■ **Task**
Copy out each line exactly; pictures stay out of the copy.

■ **Records shown**

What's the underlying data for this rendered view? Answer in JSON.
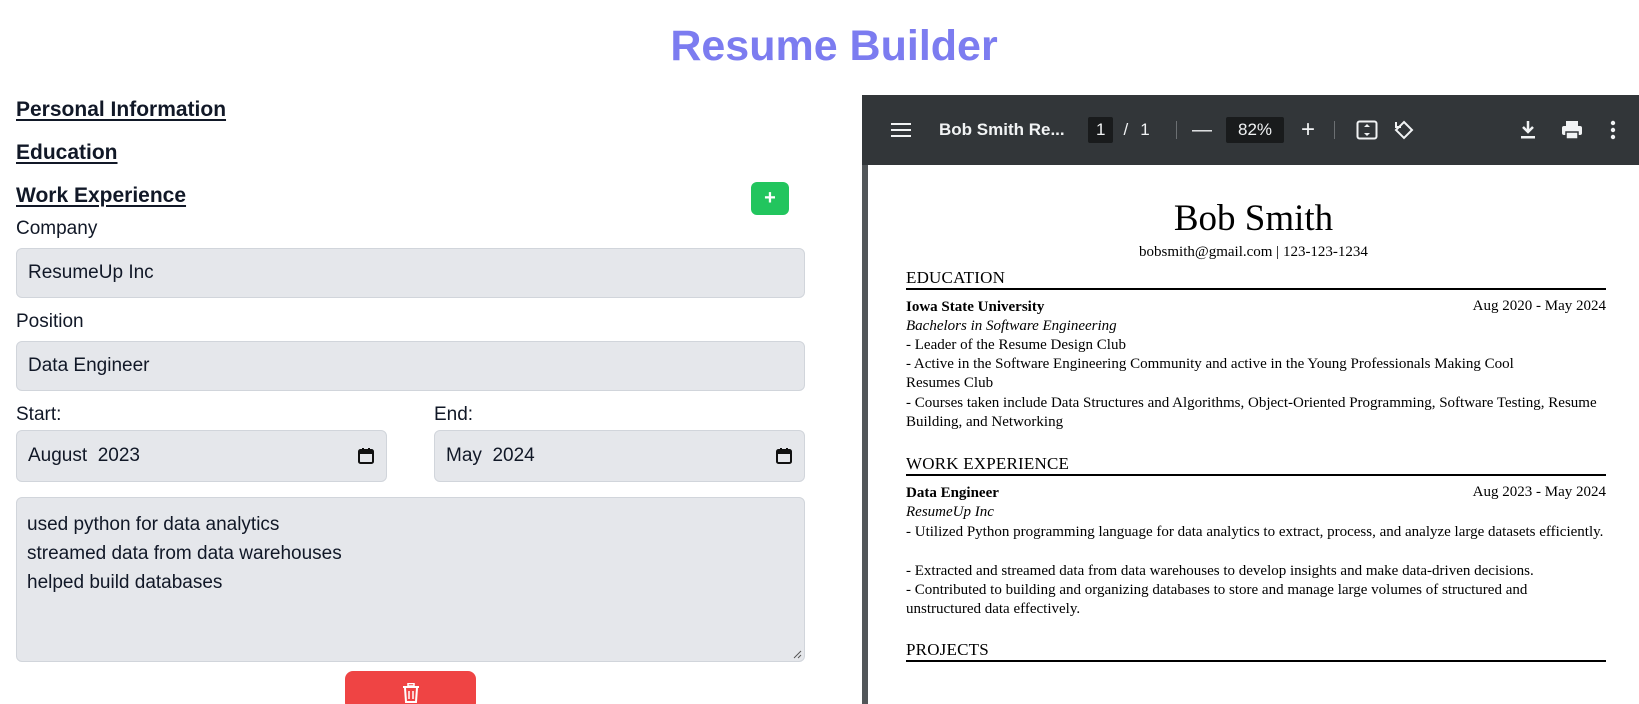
{
  "app": {
    "title": "Resume Builder"
  },
  "form": {
    "sections": {
      "personal": "Personal Information",
      "education": "Education",
      "work": "Work Experience"
    },
    "add_label": "+",
    "company": {
      "label": "Company",
      "value": "ResumeUp Inc"
    },
    "position": {
      "label": "Position",
      "value": "Data Engineer"
    },
    "start": {
      "label": "Start:",
      "month": "August",
      "year": "2023"
    },
    "end": {
      "label": "End:",
      "month": "May",
      "year": "2024"
    },
    "description_lines": [
      "used python for data analytics",
      "streamed data from data warehouses",
      "helped build databases"
    ]
  },
  "viewer": {
    "doc_title": "Bob Smith Re...",
    "page_current": "1",
    "page_sep": "/",
    "page_total": "1",
    "zoom": "82%",
    "zoom_out": "—",
    "zoom_in": "+"
  },
  "resume": {
    "name": "Bob Smith",
    "contact": "bobsmith@gmail.com | 123-123-1234",
    "education_heading": "EDUCATION",
    "school": "Iowa State University",
    "school_dates": "Aug 2020 - May 2024",
    "degree": "Bachelors in Software Engineering",
    "edu_bullets": [
      "- Leader of the Resume Design Club",
      "- Active in the Software Engineering Community and active in the Young Professionals Making Cool Resumes Club",
      "- Courses taken include Data Structures and Algorithms, Object-Oriented Programming, Software Testing, Resume Building, and Networking"
    ],
    "work_heading": "WORK EXPERIENCE",
    "job_title": "Data Engineer",
    "job_dates": "Aug 2023 - May 2024",
    "company": "ResumeUp Inc",
    "work_bullets": [
      "- Utilized Python programming language for data analytics to extract, process, and analyze large datasets efficiently.",
      "- Extracted and streamed data from data warehouses to develop insights and make data-driven decisions.",
      "- Contributed to building and organizing databases to store and manage large volumes of structured and unstructured data effectively."
    ],
    "projects_heading": "PROJECTS"
  },
  "icons": {
    "add": "plus-icon",
    "calendar": "calendar-icon",
    "delete": "trash-icon",
    "menu": "hamburger-icon",
    "fit": "fit-page-icon",
    "rotate": "rotate-icon",
    "download": "download-icon",
    "print": "print-icon",
    "more": "more-vert-icon"
  },
  "colors": {
    "title": "#7c7cf0",
    "add_button": "#22c55e",
    "delete_button": "#ef4444",
    "input_bg": "#e5e7eb",
    "toolbar_bg": "#323639"
  }
}
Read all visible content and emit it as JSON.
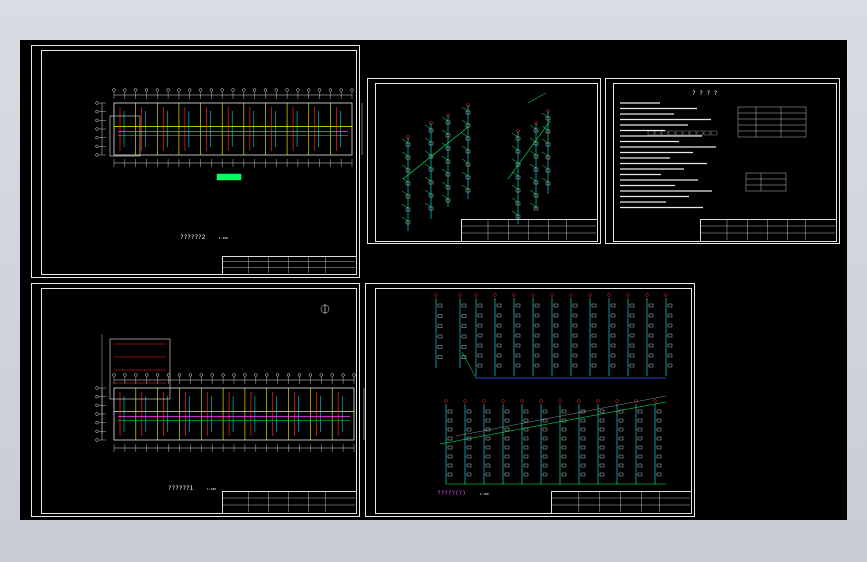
{
  "window": {
    "background_top": "#d9dce3",
    "background_bottom": "#c9ccd6"
  },
  "drawing": {
    "background": "#000000",
    "sheet_1": {
      "caption": "??????2",
      "scale": "1:100"
    },
    "sheet_3": {
      "title": "? ? ? ?"
    },
    "sheet_4": {
      "caption": "??????1",
      "scale": "1:100"
    },
    "sheet_5": {
      "caption": "?????(?)",
      "scale": "1:100"
    }
  },
  "colors": {
    "line_white": "#e8e8e8",
    "wall_yellow": "#ffff00",
    "pipe_red": "#ff2020",
    "pipe_green": "#00ff60",
    "pipe_cyan": "#00ffff",
    "pipe_magenta": "#ff40ff",
    "pipe_blue": "#4060ff"
  }
}
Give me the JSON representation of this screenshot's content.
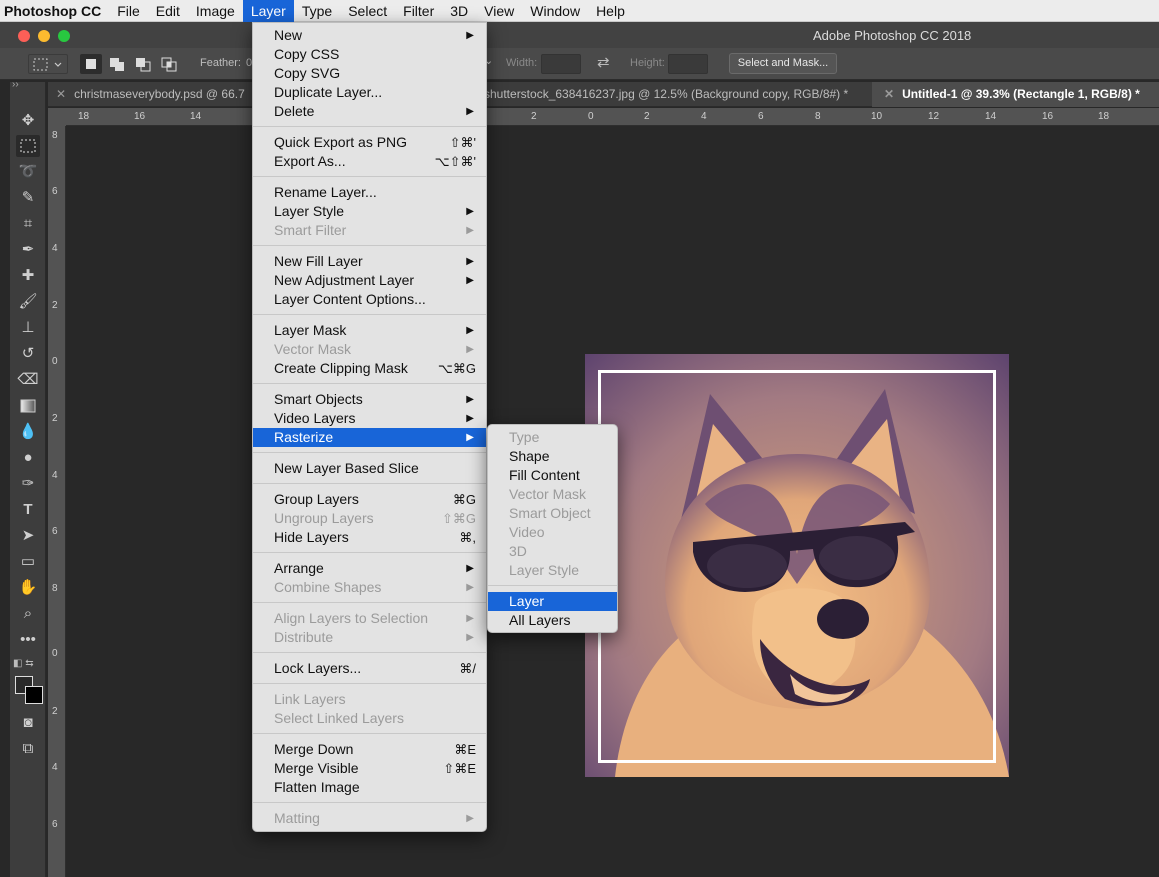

■ **Response to the exercise**
What's the underlying data for this rendered view? Answer in JSON.
{
  "app": {
    "title": "Resume Builder"
  },
  "form": {
    "sections": {
      "personal": "Personal Information",
      "education": "Education",
      "work": "Work Experience"
    },
    "add_label": "+",
    "company": {
      "label": "Company",
      "value": "ResumeUp Inc"
    },
    "position": {
      "label": "Position",
      "value": "Data Engineer"
    },
    "start": {
      "label": "Start:",
      "month": "August",
      "year": "2023"
    },
    "end": {
      "label": "End:",
      "month": "May",
      "year": "2024"
    },
    "description_lines": [
      "used python for data analytics",
      "streamed data from data warehouses",
      "helped build databases"
    ]
  },
  "viewer": {
    "doc_title": "Bob Smith Re...",
    "page_current": "1",
    "page_sep": "/",
    "page_total": "1",
    "zoom": "82%",
    "zoom_out": "—",
    "zoom_in": "+"
  },
  "resume": {
    "name": "Bob Smith",
    "contact": "bobsmith@gmail.com | 123-123-1234",
    "education_heading": "EDUCATION",
    "school": "Iowa State University",
    "school_dates": "Aug 2020 - May 2024",
    "degree": "Bachelors in Software Engineering",
    "edu_bullets": [
      "- Leader of the Resume Design Club",
      "- Active in the Software Engineering Community and active in the Young Professionals Making Cool Resumes Club",
      "- Courses taken include Data Structures and Algorithms, Object-Oriented Programming, Software Testing, Resume Building, and Networking"
    ],
    "work_heading": "WORK EXPERIENCE",
    "job_title": "Data Engineer",
    "job_dates": "Aug 2023 - May 2024",
    "company": "ResumeUp Inc",
    "work_bullets": [
      "- Utilized Python programming language for data analytics to extract, process, and analyze large datasets efficiently.",
      "- Extracted and streamed data from data warehouses to develop insights and make data-driven decisions.",
      "- Contributed to building and organizing databases to store and manage large volumes of structured and unstructured data effectively."
    ],
    "projects_heading": "PROJECTS"
  },
  "icons": {
    "add": "plus-icon",
    "calendar": "calendar-icon",
    "delete": "trash-icon",
    "menu": "hamburger-icon",
    "fit": "fit-page-icon",
    "rotate": "rotate-icon",
    "download": "download-icon",
    "print": "print-icon",
    "more": "more-vert-icon"
  },
  "colors": {
    "title": "#7c7cf0",
    "add_button": "#22c55e",
    "delete_button": "#ef4444",
    "input_bg": "#e5e7eb",
    "toolbar_bg": "#323639"
  }
}
Read all visible content and emit it as JSON.
{
  "window": {
    "background_top": "#d9dce3",
    "background_bottom": "#c9ccd6"
  },
  "drawing": {
    "background": "#000000",
    "sheet_1": {
      "caption": "??????2",
      "scale": "1:100"
    },
    "sheet_3": {
      "title": "? ? ? ?"
    },
    "sheet_4": {
      "caption": "??????1",
      "scale": "1:100"
    },
    "sheet_5": {
      "caption": "?????(?)",
      "scale": "1:100"
    }
  },
  "colors": {
    "line_white": "#e8e8e8",
    "wall_yellow": "#ffff00",
    "pipe_red": "#ff2020",
    "pipe_green": "#00ff60",
    "pipe_cyan": "#00ffff",
    "pipe_magenta": "#ff40ff",
    "pipe_blue": "#4060ff"
  }
}
Give me the JSON representation of this screenshot's content.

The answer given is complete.